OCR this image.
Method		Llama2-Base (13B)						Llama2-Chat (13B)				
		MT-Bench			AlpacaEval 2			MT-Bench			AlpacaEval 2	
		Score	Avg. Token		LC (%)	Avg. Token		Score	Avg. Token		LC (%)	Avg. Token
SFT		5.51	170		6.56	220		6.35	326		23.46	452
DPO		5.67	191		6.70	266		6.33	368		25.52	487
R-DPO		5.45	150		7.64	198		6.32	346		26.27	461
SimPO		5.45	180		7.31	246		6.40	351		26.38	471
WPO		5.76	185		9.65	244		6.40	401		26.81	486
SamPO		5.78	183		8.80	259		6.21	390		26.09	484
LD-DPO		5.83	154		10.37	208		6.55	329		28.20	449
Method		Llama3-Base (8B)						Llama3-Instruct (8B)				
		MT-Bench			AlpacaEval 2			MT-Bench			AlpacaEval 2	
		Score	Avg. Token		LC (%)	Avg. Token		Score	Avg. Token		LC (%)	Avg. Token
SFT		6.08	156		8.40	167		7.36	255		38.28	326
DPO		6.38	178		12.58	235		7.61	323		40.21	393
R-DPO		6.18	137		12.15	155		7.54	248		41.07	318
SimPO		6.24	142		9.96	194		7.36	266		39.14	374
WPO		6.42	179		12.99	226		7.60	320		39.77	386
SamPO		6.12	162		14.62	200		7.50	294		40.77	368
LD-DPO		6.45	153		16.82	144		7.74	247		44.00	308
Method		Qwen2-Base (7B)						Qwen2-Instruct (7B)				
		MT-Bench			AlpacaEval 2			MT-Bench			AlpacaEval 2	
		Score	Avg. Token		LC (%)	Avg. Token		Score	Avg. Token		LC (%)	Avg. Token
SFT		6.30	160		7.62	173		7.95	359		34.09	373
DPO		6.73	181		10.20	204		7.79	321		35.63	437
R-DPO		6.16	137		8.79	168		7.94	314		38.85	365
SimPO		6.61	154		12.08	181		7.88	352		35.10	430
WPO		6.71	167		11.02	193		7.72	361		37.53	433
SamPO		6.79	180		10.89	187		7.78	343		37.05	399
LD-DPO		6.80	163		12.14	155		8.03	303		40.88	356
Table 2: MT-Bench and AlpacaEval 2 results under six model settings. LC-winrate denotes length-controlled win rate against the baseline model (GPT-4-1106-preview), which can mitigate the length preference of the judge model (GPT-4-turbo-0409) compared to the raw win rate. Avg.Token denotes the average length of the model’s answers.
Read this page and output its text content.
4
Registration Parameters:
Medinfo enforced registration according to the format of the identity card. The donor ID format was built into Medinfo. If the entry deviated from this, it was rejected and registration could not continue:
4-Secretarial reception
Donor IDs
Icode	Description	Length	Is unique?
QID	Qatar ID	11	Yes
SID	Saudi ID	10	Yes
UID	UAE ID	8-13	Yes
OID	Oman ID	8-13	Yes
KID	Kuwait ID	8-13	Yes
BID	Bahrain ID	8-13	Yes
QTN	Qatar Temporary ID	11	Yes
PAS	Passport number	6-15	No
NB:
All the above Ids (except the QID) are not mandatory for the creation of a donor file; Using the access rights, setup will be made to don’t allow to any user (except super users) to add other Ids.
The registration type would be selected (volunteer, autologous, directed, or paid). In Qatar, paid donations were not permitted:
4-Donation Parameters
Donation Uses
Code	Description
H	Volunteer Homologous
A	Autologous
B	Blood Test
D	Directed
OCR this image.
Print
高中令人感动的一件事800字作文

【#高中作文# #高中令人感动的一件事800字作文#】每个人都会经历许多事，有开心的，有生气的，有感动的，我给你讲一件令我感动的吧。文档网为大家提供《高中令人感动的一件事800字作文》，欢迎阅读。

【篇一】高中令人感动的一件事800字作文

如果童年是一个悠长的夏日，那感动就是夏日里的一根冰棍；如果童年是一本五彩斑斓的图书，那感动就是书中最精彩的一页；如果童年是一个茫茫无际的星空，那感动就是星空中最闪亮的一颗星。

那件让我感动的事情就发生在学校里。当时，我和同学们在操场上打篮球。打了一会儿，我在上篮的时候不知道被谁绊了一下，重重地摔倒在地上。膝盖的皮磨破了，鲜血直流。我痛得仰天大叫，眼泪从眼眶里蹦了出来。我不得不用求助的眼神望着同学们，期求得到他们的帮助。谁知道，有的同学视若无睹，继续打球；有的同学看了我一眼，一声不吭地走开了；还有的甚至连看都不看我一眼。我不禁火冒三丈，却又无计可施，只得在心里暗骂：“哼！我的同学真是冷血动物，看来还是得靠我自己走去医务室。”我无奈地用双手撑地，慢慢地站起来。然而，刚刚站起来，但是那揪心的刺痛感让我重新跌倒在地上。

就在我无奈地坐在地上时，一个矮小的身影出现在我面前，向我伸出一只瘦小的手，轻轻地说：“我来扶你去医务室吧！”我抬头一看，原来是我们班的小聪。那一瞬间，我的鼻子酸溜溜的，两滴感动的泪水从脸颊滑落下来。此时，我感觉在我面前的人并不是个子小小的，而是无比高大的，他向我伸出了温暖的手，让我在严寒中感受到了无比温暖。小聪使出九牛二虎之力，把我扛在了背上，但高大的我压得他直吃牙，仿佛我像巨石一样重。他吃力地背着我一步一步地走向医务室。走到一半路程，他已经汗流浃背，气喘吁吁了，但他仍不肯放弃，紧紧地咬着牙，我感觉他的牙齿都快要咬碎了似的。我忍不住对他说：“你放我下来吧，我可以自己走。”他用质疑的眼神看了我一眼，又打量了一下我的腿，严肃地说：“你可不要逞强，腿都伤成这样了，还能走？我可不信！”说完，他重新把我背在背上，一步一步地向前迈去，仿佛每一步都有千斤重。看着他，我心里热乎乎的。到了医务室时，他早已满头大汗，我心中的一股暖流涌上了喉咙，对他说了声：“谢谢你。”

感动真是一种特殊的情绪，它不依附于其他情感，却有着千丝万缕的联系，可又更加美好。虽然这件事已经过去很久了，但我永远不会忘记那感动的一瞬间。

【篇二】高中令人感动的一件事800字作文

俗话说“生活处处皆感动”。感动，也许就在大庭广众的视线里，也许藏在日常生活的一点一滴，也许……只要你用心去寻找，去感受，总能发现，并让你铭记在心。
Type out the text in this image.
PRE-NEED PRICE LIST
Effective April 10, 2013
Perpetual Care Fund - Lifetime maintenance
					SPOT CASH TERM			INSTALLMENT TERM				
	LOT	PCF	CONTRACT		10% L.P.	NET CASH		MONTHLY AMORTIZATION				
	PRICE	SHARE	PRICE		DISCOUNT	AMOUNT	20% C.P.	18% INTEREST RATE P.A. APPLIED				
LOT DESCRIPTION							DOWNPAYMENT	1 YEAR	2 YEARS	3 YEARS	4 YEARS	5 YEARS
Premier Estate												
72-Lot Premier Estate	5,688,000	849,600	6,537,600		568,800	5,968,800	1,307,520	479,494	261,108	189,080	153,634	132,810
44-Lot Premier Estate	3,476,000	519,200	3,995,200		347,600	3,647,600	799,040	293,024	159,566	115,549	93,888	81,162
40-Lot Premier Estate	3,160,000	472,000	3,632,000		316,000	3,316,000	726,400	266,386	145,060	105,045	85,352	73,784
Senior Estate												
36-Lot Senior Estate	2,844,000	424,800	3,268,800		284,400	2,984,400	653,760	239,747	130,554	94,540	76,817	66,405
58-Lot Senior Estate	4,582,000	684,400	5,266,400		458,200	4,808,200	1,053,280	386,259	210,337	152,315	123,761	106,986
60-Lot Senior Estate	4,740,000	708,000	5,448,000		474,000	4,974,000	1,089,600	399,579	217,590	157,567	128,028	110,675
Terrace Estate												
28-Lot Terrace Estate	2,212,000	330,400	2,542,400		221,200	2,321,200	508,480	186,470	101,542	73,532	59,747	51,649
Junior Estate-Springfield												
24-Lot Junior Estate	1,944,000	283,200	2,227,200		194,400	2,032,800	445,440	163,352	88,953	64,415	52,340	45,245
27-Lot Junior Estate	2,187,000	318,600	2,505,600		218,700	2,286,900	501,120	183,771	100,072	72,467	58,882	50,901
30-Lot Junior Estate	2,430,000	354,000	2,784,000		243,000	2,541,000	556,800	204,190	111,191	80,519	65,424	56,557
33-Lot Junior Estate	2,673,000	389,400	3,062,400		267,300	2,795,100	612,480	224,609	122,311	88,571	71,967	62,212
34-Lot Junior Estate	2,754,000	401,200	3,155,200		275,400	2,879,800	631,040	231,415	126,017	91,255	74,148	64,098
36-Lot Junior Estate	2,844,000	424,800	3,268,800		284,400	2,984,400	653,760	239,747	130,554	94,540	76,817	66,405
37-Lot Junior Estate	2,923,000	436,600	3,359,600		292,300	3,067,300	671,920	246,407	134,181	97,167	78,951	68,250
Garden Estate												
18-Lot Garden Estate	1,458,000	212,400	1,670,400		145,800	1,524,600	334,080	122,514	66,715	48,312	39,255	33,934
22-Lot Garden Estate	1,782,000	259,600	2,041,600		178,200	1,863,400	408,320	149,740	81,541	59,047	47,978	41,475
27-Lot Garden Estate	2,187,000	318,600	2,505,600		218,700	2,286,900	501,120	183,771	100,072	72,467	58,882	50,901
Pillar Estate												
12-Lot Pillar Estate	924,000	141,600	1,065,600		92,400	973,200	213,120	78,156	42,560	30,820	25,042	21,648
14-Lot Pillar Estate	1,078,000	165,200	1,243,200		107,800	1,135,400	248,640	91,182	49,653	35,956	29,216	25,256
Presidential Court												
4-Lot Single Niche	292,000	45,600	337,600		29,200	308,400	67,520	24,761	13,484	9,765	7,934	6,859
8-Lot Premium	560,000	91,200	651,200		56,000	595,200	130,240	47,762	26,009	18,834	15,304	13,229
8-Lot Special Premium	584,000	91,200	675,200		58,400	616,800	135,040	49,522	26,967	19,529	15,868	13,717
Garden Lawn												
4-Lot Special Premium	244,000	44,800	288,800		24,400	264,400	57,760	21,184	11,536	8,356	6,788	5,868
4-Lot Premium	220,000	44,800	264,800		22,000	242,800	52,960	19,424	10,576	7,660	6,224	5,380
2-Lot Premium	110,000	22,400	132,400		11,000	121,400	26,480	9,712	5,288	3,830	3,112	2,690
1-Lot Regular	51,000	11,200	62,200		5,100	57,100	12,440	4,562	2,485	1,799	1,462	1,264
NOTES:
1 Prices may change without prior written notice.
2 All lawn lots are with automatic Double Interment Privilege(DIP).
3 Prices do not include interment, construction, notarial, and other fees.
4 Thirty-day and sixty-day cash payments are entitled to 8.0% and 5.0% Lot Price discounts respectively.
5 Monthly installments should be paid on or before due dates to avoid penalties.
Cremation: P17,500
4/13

• • • • •

Task requirements: Look through the lines above and collect those with the word "paid".

Result:
The registration type would be selected (volunteer, autologous, directed, or paid). In Qatar, paid donations were not permitted:
5 Monthly installments should be paid on or before due dates to avoid penalties.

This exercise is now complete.